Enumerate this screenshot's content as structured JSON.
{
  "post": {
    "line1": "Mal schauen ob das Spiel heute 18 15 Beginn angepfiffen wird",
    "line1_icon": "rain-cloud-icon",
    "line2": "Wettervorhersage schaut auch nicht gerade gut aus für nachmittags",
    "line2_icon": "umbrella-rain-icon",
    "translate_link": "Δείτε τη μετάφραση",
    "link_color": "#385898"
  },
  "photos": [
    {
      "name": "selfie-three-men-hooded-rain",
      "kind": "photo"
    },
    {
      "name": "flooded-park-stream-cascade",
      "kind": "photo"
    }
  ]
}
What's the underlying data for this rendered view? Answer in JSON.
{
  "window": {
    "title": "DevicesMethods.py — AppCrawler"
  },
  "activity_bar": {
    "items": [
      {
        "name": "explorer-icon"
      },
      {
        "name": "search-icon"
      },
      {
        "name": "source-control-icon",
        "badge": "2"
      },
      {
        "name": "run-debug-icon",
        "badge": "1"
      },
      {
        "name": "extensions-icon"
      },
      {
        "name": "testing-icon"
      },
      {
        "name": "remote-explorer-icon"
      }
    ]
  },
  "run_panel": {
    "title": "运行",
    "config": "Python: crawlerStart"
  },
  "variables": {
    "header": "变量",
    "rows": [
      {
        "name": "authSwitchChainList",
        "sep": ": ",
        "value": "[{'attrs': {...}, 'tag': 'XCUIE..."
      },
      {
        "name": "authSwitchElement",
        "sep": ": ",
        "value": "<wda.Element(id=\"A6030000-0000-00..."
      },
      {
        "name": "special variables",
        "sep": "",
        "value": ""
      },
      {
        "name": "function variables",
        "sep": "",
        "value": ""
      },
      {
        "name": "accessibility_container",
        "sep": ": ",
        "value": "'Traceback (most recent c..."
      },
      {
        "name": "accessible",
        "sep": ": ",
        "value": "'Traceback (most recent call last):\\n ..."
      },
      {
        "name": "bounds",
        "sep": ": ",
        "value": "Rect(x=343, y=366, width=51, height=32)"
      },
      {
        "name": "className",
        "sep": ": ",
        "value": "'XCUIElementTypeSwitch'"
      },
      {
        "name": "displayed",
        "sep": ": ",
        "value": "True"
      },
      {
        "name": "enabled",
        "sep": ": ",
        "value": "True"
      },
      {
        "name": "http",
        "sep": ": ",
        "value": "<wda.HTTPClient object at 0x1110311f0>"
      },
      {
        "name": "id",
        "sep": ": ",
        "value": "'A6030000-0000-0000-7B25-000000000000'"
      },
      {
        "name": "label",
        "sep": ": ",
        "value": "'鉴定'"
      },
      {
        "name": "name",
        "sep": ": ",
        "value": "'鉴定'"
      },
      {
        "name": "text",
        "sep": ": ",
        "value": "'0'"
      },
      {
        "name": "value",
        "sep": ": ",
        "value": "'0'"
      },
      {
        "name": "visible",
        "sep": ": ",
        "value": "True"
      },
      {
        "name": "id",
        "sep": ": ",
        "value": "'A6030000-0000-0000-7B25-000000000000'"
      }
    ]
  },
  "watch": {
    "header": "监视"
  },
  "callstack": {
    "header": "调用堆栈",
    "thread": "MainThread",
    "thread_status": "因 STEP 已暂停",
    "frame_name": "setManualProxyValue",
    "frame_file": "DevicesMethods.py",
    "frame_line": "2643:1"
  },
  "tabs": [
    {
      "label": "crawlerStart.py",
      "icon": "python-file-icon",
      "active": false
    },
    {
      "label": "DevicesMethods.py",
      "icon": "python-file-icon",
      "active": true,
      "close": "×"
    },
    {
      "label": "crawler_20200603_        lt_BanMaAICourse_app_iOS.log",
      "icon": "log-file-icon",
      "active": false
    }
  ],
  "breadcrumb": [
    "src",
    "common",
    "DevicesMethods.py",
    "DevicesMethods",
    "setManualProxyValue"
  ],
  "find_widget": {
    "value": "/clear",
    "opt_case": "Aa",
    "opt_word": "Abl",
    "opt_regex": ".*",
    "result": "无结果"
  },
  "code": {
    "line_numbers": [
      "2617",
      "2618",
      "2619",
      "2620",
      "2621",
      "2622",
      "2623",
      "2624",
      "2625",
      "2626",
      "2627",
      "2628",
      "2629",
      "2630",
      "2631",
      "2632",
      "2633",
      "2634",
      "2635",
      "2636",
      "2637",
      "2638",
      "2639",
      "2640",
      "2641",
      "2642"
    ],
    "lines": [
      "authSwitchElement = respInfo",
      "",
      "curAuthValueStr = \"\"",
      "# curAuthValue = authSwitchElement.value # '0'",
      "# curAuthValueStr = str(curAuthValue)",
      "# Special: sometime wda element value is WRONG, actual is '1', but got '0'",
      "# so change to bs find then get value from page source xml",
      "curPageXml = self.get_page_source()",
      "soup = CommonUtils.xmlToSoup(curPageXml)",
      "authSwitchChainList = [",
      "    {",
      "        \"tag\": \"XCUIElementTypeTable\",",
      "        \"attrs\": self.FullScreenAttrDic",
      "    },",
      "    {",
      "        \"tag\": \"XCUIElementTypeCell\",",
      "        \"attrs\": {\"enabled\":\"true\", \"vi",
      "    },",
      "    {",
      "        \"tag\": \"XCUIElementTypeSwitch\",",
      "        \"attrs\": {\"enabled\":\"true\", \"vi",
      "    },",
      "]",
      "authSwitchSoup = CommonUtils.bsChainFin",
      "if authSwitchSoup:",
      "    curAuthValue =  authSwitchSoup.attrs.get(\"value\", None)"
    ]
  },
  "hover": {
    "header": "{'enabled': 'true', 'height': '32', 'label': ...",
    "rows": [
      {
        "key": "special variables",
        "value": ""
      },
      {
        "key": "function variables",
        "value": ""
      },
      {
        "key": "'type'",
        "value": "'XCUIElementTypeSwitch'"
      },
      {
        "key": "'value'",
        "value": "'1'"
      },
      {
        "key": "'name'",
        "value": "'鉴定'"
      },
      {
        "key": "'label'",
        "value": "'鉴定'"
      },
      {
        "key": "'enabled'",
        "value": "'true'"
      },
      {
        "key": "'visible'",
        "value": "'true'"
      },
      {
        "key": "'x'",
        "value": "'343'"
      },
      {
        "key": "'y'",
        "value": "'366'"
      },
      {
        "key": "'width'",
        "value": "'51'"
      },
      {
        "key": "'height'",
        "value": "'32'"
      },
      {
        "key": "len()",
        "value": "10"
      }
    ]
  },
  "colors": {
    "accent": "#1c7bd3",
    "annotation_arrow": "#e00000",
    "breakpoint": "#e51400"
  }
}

— To do —
Gather from the data above every line with the string "Traceback".

— The solution —
        "value": "'Traceback (most recent c..."
        "value": "'Traceback (most recent call last):\\n ..."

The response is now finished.